··· Stored data ···
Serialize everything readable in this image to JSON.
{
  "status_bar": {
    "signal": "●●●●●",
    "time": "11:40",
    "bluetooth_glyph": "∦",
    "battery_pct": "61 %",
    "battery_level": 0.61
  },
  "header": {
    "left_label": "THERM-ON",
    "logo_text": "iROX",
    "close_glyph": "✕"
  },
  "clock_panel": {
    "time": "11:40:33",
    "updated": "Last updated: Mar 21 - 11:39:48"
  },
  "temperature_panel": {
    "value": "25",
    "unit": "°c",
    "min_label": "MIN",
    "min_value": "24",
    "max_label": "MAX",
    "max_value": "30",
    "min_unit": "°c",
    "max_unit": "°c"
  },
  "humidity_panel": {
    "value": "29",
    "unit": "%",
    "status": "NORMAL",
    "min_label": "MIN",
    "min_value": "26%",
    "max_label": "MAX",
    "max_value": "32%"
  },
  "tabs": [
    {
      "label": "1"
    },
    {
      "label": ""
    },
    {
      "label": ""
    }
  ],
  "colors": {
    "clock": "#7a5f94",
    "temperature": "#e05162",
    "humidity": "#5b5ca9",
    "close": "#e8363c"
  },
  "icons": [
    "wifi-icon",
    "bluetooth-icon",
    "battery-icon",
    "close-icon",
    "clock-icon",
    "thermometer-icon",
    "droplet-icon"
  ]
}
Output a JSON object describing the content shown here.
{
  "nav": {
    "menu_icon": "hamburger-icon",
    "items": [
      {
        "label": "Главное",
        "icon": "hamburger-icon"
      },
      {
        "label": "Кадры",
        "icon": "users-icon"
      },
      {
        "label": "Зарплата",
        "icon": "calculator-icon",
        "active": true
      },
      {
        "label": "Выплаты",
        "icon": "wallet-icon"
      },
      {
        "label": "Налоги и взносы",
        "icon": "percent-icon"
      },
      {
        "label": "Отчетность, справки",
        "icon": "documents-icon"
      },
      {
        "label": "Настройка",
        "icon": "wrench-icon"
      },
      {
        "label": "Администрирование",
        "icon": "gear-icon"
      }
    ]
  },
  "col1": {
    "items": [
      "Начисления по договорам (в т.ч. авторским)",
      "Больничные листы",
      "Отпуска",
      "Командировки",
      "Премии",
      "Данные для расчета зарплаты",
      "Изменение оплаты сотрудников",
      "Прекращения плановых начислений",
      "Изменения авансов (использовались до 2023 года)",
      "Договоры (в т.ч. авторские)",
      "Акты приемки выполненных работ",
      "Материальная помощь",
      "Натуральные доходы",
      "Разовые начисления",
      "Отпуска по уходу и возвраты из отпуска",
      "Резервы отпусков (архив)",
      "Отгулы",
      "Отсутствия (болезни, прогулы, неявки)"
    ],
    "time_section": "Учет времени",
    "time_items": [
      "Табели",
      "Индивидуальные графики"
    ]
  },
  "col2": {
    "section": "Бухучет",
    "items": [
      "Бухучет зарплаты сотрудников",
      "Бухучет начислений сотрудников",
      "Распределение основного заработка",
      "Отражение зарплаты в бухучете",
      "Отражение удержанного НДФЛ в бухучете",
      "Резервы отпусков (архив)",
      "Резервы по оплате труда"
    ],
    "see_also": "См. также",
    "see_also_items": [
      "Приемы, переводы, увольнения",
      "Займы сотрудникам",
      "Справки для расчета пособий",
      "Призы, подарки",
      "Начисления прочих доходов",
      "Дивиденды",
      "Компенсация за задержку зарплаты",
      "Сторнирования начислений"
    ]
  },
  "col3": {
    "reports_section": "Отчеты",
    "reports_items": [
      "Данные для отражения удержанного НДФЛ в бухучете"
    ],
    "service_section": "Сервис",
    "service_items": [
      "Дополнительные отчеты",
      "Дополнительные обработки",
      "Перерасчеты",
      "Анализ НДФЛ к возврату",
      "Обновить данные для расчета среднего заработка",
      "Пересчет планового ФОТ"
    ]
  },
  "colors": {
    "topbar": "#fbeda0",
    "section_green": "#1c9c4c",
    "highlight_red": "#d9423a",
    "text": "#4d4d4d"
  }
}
···
Pull out all lines containing the word "Отражение" from the entries above.

Answer to this exercise:
      "Отражение зарплаты в бухучете",
      "Отражение удержанного НДФЛ в бухучете",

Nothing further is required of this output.